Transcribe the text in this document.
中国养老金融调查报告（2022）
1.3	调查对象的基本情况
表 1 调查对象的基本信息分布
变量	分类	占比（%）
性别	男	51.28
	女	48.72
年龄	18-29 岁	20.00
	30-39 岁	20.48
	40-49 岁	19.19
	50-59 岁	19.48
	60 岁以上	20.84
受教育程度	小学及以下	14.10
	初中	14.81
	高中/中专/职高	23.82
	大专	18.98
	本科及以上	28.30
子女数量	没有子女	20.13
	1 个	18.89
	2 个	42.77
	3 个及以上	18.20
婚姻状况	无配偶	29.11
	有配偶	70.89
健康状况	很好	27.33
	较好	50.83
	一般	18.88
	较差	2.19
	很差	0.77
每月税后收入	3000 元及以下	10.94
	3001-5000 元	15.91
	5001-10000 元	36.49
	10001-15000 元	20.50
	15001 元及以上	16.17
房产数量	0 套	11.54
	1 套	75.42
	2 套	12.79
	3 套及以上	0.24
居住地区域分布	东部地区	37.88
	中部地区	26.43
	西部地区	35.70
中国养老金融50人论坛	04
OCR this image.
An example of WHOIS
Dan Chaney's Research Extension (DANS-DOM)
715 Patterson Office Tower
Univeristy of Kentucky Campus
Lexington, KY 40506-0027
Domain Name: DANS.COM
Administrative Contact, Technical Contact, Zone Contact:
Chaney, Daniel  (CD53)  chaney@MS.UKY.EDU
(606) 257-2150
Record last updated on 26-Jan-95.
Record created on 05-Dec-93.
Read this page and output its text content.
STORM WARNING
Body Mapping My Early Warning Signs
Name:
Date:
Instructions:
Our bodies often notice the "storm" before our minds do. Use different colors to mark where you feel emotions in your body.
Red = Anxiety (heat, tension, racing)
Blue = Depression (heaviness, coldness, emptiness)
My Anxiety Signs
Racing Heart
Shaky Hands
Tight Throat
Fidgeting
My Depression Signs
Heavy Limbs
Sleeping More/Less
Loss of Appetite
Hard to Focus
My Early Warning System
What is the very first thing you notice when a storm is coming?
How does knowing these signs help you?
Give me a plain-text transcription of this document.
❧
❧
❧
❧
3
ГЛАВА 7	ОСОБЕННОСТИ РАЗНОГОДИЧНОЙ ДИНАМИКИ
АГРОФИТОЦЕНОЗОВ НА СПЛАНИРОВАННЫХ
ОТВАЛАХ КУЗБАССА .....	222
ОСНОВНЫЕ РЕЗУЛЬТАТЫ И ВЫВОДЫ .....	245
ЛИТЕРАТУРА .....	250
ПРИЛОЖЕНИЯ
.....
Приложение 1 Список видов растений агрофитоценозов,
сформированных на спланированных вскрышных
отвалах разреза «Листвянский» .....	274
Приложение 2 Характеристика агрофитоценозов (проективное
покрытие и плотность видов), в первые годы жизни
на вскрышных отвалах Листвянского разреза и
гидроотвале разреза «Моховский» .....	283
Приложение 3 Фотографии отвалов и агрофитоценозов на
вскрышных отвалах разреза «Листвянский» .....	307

━━━━━━━━

| Aim of the task |
Pull out every line of the records that includes the string "DANS".

| Solution to this problem |
Dan Chaney's Research Extension (DANS-DOM)
Domain Name: DANS.COM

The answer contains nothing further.